> **EXERCISE**: Report only how many lines of the entries below contain the string "series".

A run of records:
:::
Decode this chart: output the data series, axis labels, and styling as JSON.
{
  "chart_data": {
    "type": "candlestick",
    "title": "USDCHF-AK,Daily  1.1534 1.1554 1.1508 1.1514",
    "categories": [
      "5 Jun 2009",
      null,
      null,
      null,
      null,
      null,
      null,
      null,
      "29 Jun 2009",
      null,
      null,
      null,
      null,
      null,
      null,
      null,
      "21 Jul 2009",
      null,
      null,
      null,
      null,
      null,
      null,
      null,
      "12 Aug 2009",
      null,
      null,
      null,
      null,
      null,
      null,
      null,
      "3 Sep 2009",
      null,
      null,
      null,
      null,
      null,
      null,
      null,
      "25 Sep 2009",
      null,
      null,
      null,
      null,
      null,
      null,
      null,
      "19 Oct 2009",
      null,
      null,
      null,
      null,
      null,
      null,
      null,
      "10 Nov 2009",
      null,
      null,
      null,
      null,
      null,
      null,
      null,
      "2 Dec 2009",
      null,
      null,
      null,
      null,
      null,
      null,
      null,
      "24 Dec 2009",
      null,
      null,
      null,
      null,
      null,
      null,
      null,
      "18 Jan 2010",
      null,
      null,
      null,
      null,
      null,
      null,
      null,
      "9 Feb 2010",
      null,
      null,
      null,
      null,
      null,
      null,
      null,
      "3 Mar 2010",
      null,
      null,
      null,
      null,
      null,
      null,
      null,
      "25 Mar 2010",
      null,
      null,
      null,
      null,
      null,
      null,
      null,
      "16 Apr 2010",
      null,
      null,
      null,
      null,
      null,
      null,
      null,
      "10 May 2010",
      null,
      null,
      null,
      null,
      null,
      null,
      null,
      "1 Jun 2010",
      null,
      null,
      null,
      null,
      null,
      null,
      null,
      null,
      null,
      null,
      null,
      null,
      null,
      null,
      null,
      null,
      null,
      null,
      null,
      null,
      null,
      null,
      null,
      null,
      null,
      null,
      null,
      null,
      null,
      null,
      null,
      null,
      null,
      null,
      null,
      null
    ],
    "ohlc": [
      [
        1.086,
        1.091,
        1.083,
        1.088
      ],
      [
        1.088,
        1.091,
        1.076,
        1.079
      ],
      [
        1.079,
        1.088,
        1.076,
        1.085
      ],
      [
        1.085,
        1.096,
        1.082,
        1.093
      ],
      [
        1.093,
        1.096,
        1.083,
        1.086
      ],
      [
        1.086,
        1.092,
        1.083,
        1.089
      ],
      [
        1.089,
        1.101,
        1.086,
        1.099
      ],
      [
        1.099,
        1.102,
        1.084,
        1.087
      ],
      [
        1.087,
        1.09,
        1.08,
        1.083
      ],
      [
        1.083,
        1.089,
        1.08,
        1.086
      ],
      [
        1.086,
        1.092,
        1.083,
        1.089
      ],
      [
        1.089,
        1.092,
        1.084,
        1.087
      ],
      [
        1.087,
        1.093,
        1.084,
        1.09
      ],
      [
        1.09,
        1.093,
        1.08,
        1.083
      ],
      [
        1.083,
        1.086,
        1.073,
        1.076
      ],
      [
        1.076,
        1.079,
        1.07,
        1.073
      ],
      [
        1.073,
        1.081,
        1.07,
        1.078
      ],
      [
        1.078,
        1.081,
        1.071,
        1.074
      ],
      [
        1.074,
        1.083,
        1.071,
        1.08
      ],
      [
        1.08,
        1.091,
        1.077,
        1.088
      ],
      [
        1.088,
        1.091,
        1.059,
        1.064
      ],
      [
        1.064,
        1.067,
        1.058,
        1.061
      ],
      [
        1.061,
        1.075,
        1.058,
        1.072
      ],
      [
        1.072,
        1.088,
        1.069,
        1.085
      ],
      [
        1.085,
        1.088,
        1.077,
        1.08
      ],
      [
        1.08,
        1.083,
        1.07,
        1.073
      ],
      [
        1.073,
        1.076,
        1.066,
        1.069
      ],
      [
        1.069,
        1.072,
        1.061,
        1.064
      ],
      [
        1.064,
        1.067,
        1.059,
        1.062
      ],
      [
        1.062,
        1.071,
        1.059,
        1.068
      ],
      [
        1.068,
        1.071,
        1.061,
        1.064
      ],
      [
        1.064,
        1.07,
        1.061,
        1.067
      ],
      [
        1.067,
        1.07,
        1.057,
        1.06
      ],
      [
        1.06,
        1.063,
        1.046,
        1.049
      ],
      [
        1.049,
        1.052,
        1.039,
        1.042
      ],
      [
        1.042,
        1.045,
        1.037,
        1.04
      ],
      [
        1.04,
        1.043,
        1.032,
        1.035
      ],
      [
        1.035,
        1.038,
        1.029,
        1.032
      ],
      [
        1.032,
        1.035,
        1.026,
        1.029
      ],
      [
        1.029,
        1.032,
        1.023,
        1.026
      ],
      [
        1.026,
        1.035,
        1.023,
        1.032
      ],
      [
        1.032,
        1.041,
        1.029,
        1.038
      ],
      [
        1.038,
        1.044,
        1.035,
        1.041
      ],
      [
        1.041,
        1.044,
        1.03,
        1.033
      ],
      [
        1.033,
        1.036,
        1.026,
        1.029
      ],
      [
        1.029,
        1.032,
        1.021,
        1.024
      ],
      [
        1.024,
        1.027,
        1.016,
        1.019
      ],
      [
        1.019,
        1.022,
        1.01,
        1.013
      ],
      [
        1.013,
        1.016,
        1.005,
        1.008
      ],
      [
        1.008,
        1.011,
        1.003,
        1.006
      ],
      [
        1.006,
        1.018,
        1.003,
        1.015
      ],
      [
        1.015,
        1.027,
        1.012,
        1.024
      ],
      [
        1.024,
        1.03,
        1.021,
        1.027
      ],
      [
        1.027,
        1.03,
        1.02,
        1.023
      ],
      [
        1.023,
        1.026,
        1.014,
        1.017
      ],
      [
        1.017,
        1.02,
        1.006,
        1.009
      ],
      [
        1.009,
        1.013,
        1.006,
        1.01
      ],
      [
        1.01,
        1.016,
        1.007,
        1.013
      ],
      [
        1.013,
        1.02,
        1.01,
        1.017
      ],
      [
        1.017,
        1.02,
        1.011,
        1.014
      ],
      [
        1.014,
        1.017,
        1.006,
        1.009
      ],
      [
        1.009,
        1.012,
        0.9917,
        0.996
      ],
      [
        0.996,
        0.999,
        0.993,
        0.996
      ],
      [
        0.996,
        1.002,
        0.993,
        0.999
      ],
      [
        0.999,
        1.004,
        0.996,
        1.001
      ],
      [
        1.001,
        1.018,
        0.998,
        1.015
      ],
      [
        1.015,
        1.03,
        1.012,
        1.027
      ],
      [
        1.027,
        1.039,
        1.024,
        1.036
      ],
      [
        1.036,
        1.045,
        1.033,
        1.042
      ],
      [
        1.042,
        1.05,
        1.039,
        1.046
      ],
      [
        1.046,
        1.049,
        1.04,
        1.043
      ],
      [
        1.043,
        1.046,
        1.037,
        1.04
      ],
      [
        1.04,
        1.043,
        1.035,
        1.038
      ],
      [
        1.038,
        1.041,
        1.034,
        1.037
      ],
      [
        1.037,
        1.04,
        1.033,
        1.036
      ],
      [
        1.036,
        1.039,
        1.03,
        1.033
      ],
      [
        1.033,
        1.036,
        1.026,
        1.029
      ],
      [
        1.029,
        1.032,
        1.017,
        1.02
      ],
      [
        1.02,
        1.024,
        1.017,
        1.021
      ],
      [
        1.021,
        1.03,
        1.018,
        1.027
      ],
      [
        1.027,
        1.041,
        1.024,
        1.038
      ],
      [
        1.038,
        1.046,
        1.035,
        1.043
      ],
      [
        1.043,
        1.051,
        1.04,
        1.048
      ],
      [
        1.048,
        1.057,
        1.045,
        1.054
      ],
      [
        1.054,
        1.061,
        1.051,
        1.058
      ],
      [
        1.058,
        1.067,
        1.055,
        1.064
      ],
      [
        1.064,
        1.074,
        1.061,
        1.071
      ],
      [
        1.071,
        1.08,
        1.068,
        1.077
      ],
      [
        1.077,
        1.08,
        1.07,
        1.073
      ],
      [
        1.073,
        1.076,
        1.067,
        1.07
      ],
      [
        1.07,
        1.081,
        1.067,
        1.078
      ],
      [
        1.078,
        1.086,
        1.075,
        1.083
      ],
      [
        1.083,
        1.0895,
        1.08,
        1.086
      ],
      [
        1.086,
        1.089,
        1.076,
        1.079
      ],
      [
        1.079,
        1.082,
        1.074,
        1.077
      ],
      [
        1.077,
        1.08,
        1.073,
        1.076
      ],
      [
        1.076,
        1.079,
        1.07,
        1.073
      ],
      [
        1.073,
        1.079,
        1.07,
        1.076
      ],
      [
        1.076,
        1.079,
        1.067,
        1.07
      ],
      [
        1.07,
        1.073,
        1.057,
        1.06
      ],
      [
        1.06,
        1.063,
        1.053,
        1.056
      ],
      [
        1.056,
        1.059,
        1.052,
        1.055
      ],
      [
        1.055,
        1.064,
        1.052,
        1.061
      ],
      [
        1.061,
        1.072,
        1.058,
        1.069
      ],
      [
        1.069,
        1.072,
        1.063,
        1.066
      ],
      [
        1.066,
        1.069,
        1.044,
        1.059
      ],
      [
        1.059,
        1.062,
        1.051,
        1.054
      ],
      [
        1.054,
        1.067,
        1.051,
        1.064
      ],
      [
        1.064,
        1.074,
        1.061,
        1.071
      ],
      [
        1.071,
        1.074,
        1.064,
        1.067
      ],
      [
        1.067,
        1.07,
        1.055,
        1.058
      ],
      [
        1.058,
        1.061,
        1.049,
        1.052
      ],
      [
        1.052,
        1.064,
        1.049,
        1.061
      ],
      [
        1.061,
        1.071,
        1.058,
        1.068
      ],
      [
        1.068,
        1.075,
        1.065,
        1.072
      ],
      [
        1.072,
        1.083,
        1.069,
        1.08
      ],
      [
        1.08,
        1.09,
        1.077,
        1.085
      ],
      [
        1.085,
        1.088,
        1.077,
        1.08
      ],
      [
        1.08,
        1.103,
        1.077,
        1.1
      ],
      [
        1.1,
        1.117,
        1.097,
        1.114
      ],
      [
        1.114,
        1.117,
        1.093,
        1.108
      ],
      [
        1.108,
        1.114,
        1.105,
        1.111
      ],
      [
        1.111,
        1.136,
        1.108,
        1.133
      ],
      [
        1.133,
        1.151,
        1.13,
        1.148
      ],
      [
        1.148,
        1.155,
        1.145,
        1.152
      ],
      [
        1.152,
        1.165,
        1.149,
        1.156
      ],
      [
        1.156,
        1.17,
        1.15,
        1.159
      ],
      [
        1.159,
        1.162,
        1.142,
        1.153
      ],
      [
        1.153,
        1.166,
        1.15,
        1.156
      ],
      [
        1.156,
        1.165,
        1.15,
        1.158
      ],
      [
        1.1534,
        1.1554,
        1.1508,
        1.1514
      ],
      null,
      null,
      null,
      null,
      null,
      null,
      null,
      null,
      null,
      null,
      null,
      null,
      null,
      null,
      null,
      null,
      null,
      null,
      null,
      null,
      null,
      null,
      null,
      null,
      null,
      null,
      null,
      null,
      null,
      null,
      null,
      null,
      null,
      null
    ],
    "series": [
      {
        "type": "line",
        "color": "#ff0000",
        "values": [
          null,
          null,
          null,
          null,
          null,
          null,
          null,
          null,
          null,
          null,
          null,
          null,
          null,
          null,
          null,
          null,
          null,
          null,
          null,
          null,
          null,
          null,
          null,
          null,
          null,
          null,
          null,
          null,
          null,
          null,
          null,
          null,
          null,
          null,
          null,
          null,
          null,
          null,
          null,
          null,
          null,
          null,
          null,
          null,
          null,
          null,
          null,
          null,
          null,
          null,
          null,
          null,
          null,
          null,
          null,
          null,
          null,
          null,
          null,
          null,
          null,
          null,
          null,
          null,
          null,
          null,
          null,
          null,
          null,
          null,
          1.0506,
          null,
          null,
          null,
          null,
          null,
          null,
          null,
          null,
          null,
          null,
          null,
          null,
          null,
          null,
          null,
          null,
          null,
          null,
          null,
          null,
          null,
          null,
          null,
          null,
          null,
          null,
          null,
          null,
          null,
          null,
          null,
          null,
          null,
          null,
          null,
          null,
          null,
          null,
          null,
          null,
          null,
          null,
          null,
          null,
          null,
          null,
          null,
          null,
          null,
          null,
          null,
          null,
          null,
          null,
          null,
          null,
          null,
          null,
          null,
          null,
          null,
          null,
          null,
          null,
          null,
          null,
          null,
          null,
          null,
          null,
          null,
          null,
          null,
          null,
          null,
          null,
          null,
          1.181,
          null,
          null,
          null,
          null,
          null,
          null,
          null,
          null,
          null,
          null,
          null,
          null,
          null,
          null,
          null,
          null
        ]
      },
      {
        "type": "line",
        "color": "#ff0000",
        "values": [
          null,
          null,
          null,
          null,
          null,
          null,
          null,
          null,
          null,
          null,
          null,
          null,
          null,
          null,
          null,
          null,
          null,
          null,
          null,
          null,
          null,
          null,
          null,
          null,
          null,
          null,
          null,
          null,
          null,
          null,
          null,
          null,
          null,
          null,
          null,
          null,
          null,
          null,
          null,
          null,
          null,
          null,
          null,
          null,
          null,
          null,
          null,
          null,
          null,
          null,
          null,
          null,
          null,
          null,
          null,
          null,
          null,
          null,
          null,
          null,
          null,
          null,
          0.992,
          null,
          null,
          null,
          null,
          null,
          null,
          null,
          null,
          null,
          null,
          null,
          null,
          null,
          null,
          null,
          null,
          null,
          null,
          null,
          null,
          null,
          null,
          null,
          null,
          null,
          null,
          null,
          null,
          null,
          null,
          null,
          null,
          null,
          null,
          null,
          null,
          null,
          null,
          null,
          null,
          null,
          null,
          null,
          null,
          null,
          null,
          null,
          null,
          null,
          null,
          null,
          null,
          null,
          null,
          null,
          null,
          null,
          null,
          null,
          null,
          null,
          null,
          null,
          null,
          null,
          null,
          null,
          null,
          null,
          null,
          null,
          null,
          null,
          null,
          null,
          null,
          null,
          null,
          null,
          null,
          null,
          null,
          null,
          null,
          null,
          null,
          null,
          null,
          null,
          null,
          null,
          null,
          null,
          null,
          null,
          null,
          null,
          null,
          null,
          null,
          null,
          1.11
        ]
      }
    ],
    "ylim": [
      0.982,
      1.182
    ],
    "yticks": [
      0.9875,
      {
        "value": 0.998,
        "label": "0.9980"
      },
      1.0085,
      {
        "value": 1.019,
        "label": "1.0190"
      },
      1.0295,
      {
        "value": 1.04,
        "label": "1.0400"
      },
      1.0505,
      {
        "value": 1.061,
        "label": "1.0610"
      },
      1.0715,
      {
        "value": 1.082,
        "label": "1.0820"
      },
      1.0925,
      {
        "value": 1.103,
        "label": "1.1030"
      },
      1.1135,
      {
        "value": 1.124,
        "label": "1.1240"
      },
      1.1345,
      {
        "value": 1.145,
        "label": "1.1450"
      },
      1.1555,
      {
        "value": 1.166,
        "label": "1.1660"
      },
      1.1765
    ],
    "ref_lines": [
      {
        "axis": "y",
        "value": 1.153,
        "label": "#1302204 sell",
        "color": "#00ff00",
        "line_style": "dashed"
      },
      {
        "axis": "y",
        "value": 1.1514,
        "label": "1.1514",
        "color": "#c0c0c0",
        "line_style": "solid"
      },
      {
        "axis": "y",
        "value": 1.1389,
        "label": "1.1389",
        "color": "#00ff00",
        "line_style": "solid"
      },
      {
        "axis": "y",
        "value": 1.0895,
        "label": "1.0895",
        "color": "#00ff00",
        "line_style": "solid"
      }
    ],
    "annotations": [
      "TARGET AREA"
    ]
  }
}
:::
> **OUTPUT BELOW**: 2